What the task asks: Without the pictures, copy all the entries below exactly.

Material to process:

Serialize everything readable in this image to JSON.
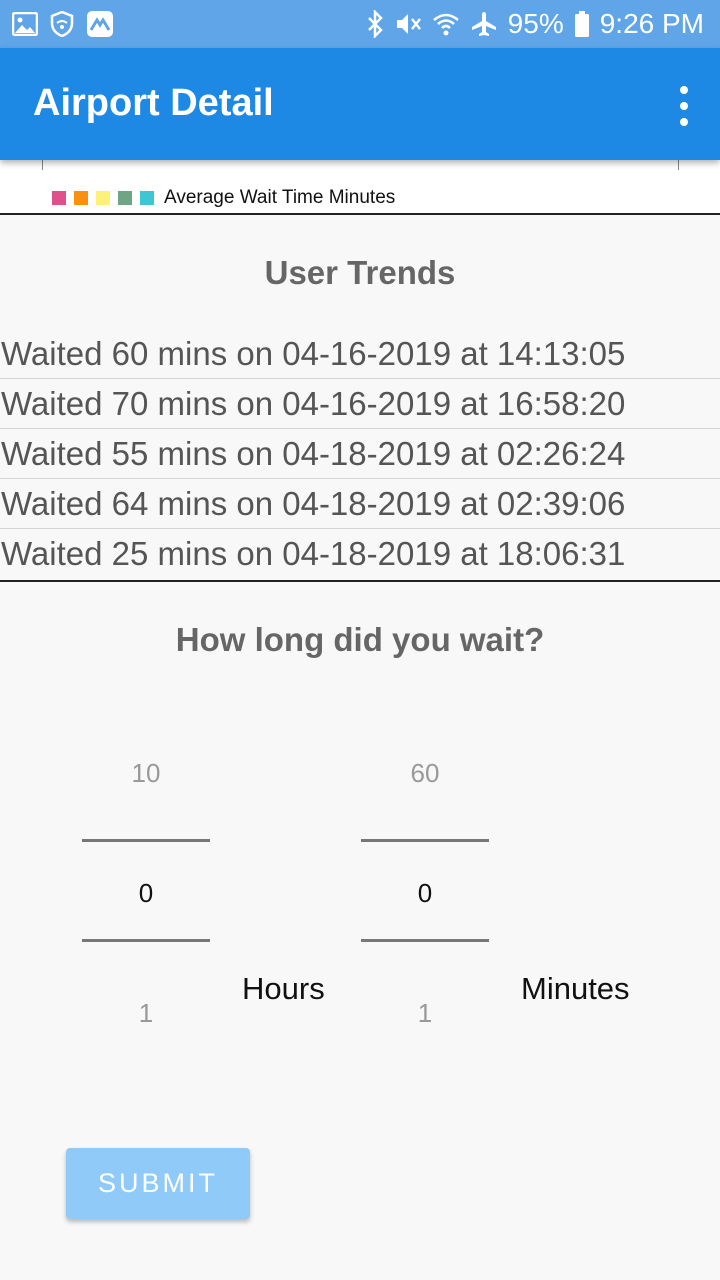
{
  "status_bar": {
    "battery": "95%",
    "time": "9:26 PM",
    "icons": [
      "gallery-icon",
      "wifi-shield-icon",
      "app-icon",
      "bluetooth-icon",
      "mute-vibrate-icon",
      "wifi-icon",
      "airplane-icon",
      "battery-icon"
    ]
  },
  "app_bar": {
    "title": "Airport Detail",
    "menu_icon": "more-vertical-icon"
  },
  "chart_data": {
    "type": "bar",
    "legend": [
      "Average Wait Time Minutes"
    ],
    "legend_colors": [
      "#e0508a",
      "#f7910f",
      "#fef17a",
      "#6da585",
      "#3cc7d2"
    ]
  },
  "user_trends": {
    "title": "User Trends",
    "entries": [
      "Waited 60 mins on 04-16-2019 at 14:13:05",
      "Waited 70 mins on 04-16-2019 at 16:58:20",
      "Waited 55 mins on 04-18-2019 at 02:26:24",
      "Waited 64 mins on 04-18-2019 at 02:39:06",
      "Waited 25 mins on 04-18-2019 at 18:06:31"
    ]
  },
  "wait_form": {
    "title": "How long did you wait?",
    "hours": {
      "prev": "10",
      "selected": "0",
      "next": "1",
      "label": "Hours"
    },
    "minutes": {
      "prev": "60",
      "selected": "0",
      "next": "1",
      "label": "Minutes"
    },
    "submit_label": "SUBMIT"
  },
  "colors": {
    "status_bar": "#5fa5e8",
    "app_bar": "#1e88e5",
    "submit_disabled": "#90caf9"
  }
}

Written solution:
Serialize everything readable in this image to JSON.
{
  "status_bar": {
    "battery": "95%",
    "time": "9:26 PM",
    "icons": [
      "gallery-icon",
      "wifi-shield-icon",
      "app-icon",
      "bluetooth-icon",
      "mute-vibrate-icon",
      "wifi-icon",
      "airplane-icon",
      "battery-icon"
    ]
  },
  "app_bar": {
    "title": "Airport Detail",
    "menu_icon": "more-vertical-icon"
  },
  "chart_data": {
    "type": "bar",
    "legend": [
      "Average Wait Time Minutes"
    ],
    "legend_colors": [
      "#e0508a",
      "#f7910f",
      "#fef17a",
      "#6da585",
      "#3cc7d2"
    ]
  },
  "user_trends": {
    "title": "User Trends",
    "entries": [
      "Waited 60 mins on 04-16-2019 at 14:13:05",
      "Waited 70 mins on 04-16-2019 at 16:58:20",
      "Waited 55 mins on 04-18-2019 at 02:26:24",
      "Waited 64 mins on 04-18-2019 at 02:39:06",
      "Waited 25 mins on 04-18-2019 at 18:06:31"
    ]
  },
  "wait_form": {
    "title": "How long did you wait?",
    "hours": {
      "prev": "10",
      "selected": "0",
      "next": "1",
      "label": "Hours"
    },
    "minutes": {
      "prev": "60",
      "selected": "0",
      "next": "1",
      "label": "Minutes"
    },
    "submit_label": "SUBMIT"
  },
  "colors": {
    "status_bar": "#5fa5e8",
    "app_bar": "#1e88e5",
    "submit_disabled": "#90caf9"
  }
}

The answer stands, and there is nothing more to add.